— BEGIN Supplied records —
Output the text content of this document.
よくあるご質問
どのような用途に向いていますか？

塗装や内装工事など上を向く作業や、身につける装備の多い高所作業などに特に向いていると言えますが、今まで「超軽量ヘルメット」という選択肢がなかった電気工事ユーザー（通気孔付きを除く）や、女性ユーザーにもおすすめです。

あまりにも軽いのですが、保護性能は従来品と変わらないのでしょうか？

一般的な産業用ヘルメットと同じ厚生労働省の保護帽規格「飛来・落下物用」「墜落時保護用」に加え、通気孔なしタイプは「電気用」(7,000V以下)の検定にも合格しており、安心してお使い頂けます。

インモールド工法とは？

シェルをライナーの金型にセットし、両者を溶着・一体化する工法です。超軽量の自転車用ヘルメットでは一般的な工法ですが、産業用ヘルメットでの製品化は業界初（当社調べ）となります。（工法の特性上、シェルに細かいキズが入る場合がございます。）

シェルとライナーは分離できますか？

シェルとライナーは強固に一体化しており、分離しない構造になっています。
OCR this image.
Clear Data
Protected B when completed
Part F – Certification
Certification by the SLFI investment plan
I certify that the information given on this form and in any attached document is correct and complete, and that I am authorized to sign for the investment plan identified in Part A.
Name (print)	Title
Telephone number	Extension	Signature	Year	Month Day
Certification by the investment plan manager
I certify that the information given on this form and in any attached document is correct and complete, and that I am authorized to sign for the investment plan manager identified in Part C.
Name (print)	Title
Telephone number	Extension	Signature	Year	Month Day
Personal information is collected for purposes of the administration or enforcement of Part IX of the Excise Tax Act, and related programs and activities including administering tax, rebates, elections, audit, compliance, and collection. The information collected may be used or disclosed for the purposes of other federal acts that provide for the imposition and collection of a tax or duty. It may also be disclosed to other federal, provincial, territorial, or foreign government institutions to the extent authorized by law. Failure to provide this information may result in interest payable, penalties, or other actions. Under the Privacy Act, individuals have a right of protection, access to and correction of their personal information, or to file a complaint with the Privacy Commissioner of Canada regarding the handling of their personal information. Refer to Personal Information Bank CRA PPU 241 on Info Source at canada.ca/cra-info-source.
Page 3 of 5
— END Supplied records —
— BEGIN Supplied records —
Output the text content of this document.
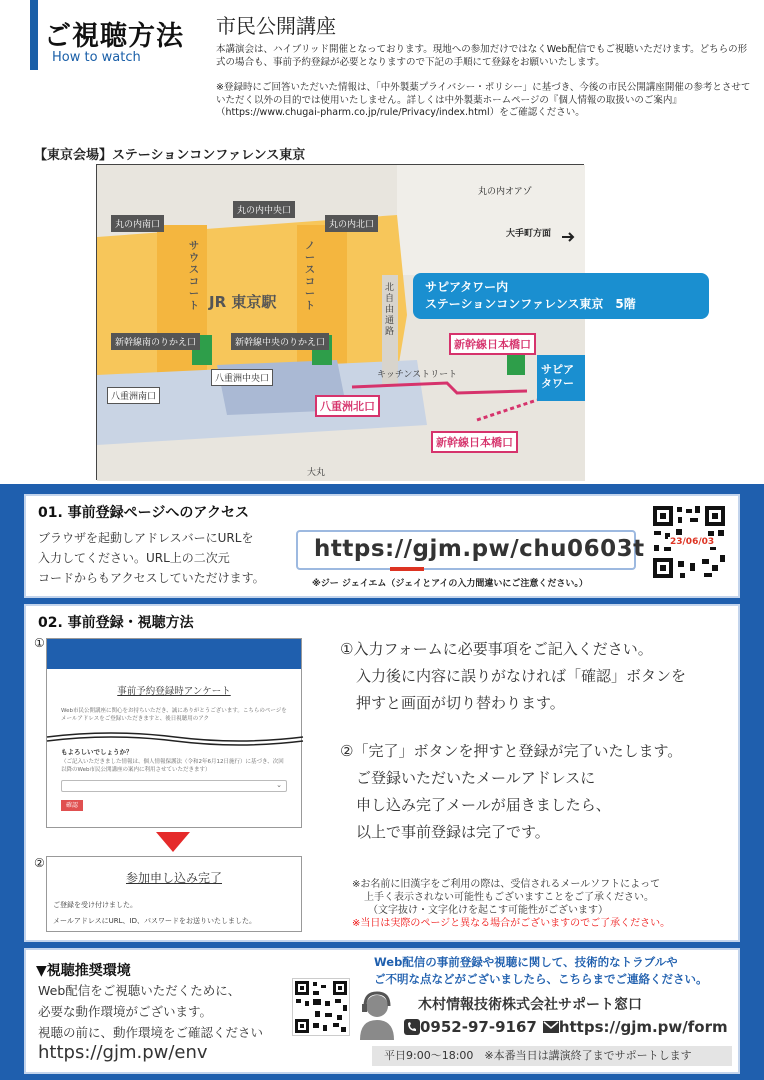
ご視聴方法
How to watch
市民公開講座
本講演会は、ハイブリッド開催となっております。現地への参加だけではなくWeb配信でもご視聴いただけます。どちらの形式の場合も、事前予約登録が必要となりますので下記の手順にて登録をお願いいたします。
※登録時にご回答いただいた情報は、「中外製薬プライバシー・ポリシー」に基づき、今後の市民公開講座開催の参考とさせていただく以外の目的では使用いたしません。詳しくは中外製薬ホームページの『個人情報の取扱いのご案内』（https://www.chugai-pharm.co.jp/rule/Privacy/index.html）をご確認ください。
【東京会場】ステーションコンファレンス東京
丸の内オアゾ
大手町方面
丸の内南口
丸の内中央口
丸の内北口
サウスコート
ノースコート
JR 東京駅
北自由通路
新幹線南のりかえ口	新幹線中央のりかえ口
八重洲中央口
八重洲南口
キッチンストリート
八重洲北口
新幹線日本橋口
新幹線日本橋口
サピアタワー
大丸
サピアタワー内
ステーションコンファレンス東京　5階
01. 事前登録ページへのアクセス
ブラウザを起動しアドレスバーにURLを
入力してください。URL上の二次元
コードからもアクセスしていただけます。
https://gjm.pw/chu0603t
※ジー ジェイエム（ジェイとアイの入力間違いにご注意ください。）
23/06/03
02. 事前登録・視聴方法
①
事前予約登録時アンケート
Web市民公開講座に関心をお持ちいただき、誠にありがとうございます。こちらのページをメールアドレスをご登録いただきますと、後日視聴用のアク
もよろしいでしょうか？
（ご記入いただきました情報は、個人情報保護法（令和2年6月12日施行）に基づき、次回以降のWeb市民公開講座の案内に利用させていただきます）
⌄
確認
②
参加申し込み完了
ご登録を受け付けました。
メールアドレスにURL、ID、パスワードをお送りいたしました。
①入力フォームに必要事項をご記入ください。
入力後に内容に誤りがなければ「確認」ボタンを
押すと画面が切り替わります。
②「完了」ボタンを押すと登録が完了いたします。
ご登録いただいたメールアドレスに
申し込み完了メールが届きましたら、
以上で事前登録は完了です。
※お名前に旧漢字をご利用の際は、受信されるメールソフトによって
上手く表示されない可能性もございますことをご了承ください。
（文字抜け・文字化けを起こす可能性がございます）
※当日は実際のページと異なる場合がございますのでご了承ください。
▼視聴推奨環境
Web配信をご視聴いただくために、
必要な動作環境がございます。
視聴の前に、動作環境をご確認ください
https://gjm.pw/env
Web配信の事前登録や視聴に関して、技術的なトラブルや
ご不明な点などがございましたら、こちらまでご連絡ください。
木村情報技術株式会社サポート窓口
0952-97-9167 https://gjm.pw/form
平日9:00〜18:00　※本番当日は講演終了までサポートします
— END Supplied records —
■ The exercise ■
Locate all lines in the listing above with the word "Certification". Copy them.

■ Written response ■
Part F – Certification
Certification by the SLFI investment plan
Certification by the investment plan manager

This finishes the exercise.